* Exercise A *
Repeat the part of the Wild Turkey passage between "Every major distillery" and "aggressive barrel interaction.", inclusive.

Today’s Wild Turkey announcement is worth understanding at a level beyond the headline. What exactly is the production architecture they’re promising to preserve?

Every major distillery has a house style — the cumulative result of mash bill, yeast strain, distillation proof, entry proof, warehouse approach, and aging climate. You can learn to recognize them blind.

Wild Turkey’s house style is big, oily, rich, and spicy. It comes from specific decisions the Russell family has made and protected across the decades. The entry proof stays at 107 — the proof at which new-make spirit enters the barrel — which is lower than most producers and means more water-soluble flavor compounds get pulled from the wood over time. No chill-filtration on Rare Breed and Russell’s Reserve Single Barrel, which preserves the oils that carry Wild Turkey’s signature mouthfeel. Heat-cycled rickhouses in Lawrenceburg that drive aggressive barrel interaction.

* Extracted information *
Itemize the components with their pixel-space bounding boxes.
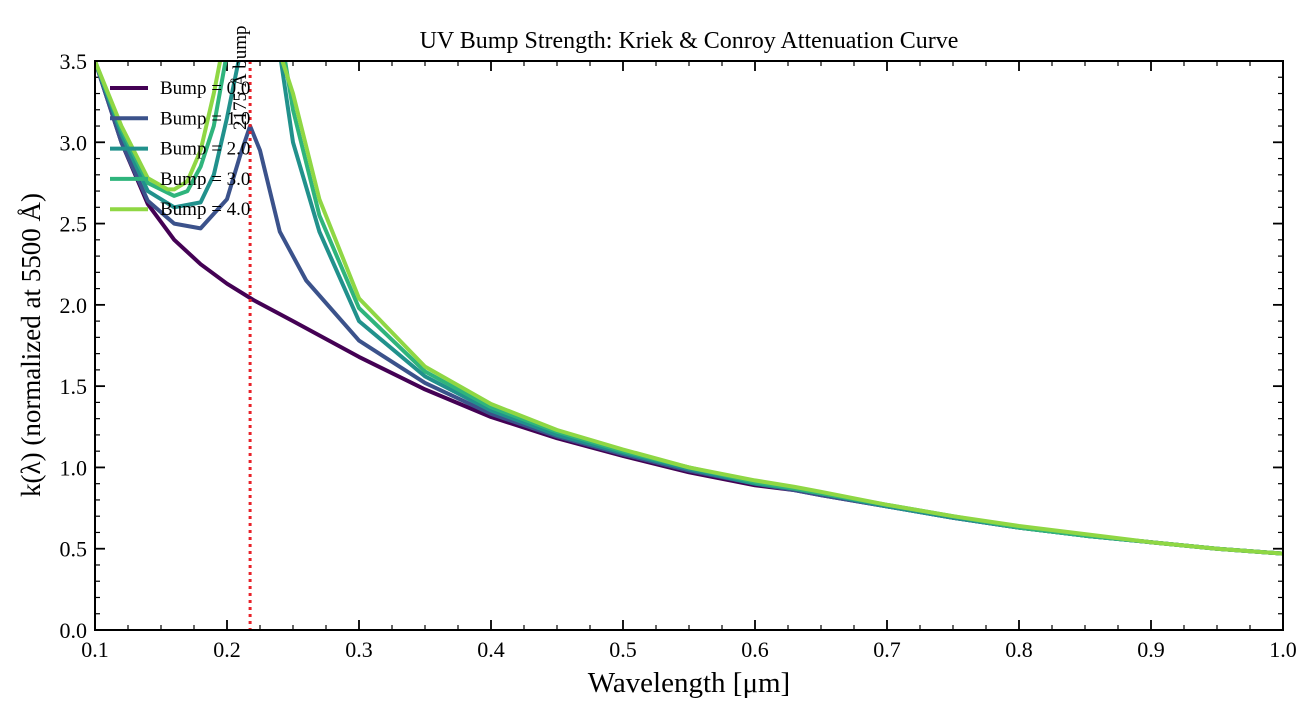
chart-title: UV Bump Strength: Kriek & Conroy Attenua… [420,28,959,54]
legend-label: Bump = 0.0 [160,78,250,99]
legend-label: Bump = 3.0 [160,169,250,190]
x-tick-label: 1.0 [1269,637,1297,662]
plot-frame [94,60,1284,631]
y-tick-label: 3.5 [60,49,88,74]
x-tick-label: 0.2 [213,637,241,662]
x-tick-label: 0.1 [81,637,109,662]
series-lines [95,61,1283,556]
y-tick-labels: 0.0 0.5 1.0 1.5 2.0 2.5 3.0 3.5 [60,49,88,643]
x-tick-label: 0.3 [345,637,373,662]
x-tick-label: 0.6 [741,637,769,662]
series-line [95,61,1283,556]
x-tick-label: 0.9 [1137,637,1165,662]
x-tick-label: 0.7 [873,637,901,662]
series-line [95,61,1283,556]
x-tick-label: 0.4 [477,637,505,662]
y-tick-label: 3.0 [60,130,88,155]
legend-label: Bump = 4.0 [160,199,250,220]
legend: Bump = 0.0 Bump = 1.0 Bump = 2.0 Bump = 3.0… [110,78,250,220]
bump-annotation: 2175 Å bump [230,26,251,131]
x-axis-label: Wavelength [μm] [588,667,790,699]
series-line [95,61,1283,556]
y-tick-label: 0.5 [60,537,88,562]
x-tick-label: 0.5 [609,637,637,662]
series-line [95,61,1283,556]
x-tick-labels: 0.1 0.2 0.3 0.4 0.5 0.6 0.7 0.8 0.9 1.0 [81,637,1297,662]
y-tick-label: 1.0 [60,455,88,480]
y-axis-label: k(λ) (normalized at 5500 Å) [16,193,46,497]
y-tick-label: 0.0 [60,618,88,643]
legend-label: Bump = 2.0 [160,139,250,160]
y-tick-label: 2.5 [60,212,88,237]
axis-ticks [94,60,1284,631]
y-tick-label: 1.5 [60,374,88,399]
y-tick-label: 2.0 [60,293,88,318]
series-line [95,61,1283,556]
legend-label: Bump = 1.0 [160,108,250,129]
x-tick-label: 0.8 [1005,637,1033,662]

--

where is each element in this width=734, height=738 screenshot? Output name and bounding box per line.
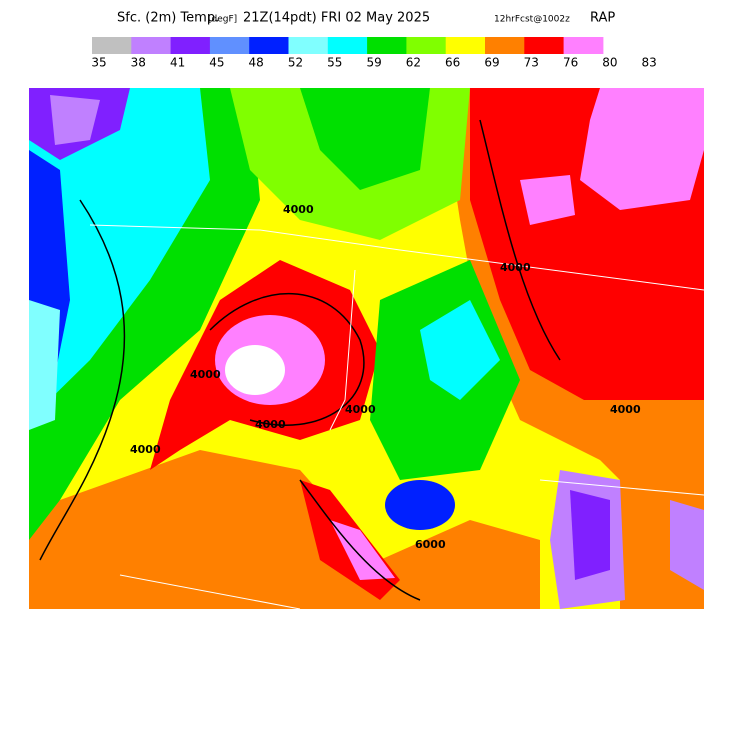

* Exercise B *
Update the entries between the lines holding "Itemize the components" and "x-tick-label: 0.6 [741,637,769,662]", inclusive, replacing "components" with "elements" and changing nothing else. Return only those lines and leave out the pictures.

* Task solution A *
Every major distillery has a house style — the cumulative result of mash bill, yeast strain, distillation proof, entry proof, warehouse approach, and aging climate. You can learn to recognize them blind.

Wild Turkey’s house style is big, oily, rich, and spicy. It comes from specific decisions the Russell family has made and protected across the decades. The entry proof stays at 107 — the proof at which new-make spirit enters the barrel — which is lower than most producers and means more water-soluble flavor compounds get pulled from the wood over time. No chill-filtration on Rare Breed and Russell’s Reserve Single Barrel, which preserves the oils that carry Wild Turkey’s signature mouthfeel. Heat-cycled rickhouses in Lawrenceburg that drive aggressive barrel interaction.

* Task solution B *
Itemize the elements with their pixel-space bounding boxes.
chart-title: UV Bump Strength: Kriek & Conroy Attenua… [420,28,959,54]
legend-label: Bump = 0.0 [160,78,250,99]
legend-label: Bump = 3.0 [160,169,250,190]
x-tick-label: 1.0 [1269,637,1297,662]
plot-frame [94,60,1284,631]
y-tick-label: 3.5 [60,49,88,74]
x-tick-label: 0.2 [213,637,241,662]
x-tick-label: 0.1 [81,637,109,662]
series-lines [95,61,1283,556]
y-tick-labels: 0.0 0.5 1.0 1.5 2.0 2.5 3.0 3.5 [60,49,88,643]
x-tick-label: 0.3 [345,637,373,662]
x-tick-label: 0.6 [741,637,769,662]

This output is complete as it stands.